**Data supplied:**

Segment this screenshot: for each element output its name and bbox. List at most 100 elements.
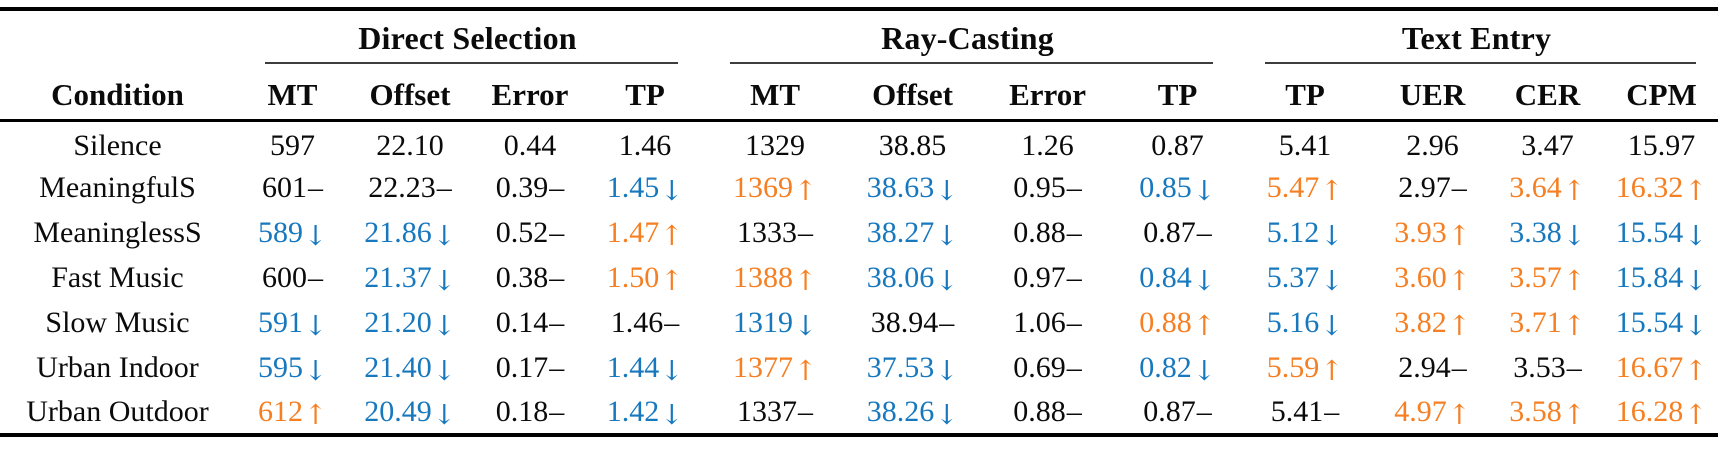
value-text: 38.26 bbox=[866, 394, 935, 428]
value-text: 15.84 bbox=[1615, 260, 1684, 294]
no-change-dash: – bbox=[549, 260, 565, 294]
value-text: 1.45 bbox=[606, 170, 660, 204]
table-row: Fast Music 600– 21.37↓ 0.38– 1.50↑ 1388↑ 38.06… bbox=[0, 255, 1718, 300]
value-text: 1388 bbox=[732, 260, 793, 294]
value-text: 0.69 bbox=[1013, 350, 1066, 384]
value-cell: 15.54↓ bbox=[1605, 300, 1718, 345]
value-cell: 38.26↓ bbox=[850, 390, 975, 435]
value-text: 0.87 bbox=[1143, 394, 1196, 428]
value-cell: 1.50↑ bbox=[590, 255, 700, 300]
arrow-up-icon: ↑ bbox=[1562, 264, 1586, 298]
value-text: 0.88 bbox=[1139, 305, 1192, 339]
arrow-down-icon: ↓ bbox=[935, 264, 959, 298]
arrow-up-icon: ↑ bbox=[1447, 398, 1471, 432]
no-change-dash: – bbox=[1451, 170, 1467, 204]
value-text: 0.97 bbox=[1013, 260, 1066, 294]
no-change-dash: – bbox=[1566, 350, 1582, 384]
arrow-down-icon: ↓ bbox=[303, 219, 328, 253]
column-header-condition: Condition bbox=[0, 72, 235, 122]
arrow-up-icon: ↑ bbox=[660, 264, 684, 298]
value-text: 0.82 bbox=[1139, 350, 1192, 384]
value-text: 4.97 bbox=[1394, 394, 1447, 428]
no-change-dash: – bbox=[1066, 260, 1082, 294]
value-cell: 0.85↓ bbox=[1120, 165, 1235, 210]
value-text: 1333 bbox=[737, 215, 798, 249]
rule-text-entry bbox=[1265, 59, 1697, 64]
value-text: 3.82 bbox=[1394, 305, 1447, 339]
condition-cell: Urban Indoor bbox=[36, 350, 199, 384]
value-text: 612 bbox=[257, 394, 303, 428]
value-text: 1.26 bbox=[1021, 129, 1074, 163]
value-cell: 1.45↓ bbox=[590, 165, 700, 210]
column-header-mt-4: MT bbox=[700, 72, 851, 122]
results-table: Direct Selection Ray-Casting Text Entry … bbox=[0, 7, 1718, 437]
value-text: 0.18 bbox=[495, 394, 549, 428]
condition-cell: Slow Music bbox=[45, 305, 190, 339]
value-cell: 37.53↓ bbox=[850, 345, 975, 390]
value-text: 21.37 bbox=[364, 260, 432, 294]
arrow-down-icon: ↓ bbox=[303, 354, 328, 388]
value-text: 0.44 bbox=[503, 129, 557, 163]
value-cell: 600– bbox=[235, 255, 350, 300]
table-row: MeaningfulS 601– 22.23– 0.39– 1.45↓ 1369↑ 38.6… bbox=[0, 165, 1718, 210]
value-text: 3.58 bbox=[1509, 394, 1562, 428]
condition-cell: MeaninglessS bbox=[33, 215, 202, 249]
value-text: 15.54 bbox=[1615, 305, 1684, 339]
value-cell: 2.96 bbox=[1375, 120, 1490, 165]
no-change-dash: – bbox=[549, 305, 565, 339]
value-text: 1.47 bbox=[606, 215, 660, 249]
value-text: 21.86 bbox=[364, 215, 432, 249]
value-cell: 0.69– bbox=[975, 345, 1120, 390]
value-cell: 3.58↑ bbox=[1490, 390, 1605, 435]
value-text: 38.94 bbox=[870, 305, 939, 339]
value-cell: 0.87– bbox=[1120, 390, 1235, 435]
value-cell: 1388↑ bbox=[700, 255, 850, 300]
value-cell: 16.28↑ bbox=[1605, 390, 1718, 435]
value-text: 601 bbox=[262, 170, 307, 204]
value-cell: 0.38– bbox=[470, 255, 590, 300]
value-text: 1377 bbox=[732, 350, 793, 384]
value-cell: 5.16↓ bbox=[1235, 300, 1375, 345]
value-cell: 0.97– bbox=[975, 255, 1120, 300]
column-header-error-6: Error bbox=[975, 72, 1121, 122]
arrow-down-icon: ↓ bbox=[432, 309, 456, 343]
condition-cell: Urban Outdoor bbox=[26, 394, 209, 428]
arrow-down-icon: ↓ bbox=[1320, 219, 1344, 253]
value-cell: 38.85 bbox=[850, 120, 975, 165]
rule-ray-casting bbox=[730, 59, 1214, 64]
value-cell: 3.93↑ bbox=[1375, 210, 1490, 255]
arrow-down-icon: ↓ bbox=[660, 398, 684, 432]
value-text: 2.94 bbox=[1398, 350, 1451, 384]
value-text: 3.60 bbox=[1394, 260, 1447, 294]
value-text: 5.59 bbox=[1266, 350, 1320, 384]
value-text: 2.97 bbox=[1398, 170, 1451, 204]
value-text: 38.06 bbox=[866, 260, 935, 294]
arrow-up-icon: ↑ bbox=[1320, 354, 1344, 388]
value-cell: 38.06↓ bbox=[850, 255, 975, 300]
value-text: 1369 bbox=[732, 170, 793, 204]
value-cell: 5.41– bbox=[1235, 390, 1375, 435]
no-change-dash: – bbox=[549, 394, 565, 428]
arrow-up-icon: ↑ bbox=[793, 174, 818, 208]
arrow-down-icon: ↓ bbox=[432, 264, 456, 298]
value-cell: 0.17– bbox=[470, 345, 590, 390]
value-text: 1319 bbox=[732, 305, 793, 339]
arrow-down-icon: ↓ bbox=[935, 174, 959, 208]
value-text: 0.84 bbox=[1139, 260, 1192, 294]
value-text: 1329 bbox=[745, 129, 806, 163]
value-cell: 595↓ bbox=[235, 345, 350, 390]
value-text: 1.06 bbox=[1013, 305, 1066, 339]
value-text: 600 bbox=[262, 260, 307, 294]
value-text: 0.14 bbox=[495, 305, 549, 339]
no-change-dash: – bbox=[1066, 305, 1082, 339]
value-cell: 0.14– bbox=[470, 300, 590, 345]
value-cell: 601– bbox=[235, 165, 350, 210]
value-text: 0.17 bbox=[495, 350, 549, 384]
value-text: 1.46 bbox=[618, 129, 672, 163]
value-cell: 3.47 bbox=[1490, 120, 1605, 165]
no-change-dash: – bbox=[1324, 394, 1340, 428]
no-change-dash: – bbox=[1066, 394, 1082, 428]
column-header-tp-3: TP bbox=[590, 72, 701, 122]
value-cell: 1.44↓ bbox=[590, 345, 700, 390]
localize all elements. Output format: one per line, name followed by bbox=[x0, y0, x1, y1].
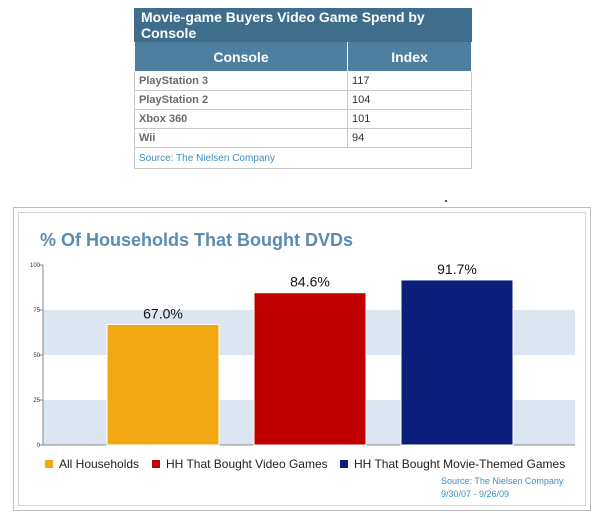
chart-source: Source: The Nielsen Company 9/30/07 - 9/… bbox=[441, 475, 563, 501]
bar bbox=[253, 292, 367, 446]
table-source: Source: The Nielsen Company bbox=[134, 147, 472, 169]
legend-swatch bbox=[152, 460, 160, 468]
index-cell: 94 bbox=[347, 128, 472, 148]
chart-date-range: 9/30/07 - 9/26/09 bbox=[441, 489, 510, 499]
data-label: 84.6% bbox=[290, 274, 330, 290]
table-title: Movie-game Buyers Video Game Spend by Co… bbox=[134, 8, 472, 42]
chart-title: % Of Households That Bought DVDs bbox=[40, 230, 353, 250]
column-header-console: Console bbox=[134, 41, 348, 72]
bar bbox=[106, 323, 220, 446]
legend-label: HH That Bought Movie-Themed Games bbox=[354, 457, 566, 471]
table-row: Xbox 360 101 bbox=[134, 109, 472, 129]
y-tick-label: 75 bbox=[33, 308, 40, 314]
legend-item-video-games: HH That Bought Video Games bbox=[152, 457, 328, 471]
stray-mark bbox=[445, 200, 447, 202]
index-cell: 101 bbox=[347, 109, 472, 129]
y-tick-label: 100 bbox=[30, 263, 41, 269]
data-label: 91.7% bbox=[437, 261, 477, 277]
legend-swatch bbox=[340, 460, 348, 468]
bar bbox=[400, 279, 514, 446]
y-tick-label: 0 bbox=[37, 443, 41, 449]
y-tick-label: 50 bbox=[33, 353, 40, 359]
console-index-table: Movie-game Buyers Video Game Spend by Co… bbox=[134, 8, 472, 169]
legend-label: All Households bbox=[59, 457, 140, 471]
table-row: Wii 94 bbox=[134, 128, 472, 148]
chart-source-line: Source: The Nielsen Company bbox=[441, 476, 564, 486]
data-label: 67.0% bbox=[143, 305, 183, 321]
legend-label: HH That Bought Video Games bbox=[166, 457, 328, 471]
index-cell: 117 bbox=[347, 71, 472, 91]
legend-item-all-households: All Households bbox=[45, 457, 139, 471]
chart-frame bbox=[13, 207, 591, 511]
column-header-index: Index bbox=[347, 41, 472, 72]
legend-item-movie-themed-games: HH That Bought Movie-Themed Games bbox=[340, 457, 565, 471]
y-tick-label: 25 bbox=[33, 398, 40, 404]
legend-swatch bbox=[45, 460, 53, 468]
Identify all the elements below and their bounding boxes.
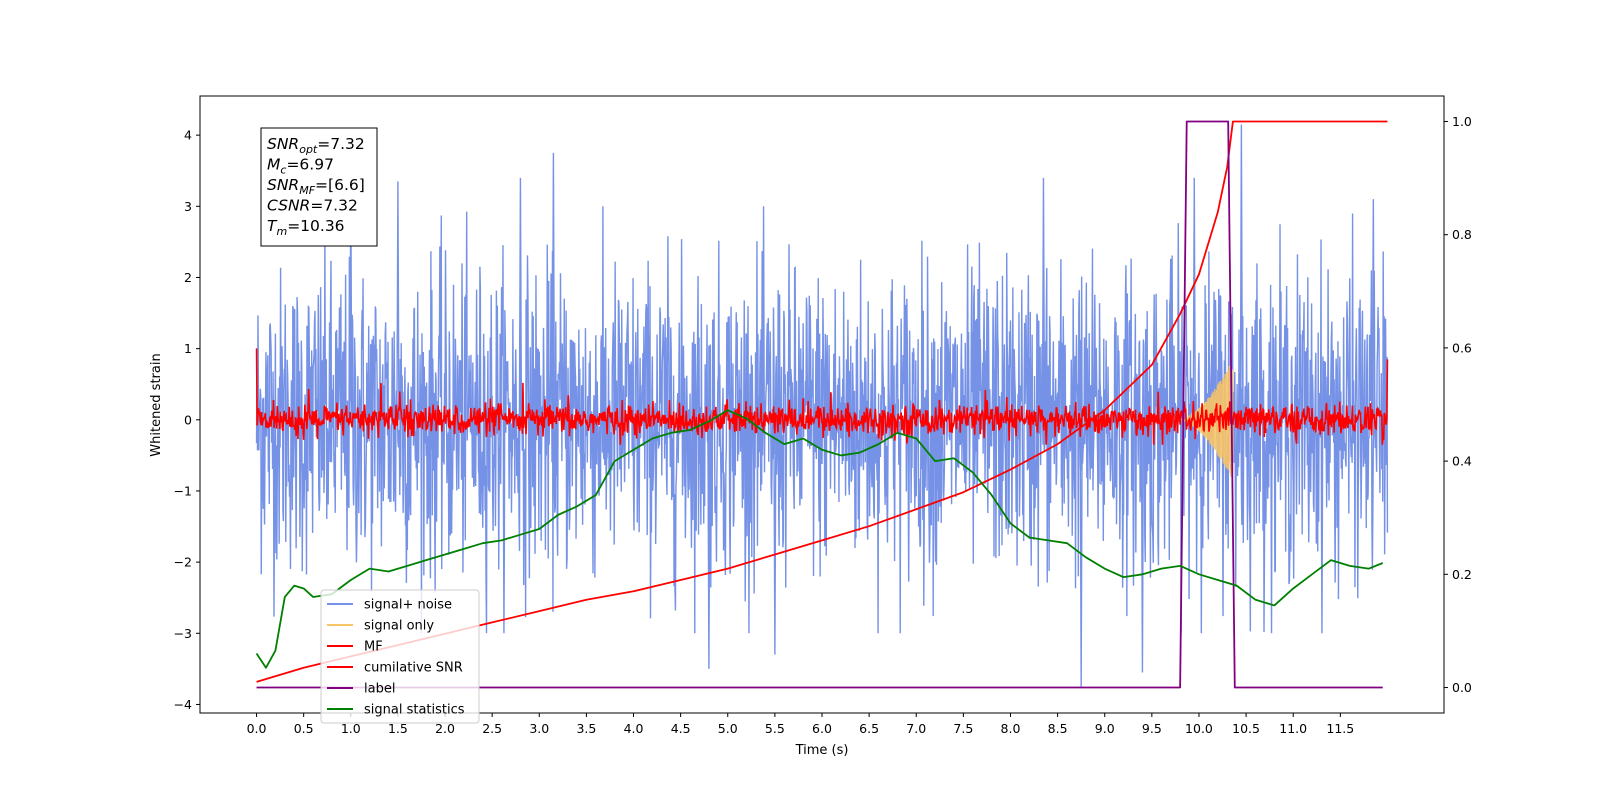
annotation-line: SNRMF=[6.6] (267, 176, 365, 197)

**Goal of the exercise:**
Quote the rows from the one containing "chart-source: Source: The" through the one containing "legend-label: HH That Bought Movie-Themed", including both.

**Task result:**
chart-source: Source: The Nielsen Company 9/30/07 - 9/… bbox=[441, 475, 563, 501]
bar bbox=[253, 292, 367, 446]
table-source: Source: The Nielsen Company bbox=[134, 147, 472, 169]
legend-swatch bbox=[152, 460, 160, 468]
index-cell: 94 bbox=[347, 128, 472, 148]
chart-date-range: 9/30/07 - 9/26/09 bbox=[441, 489, 510, 499]
data-label: 84.6% bbox=[290, 274, 330, 290]
table-title: Movie-game Buyers Video Game Spend by Co… bbox=[134, 8, 472, 42]
chart-title: % Of Households That Bought DVDs bbox=[40, 230, 353, 250]
column-header-console: Console bbox=[134, 41, 348, 72]
bar bbox=[106, 323, 220, 446]
legend-label: HH That Bought Movie-Themed Games bbox=[354, 457, 566, 471]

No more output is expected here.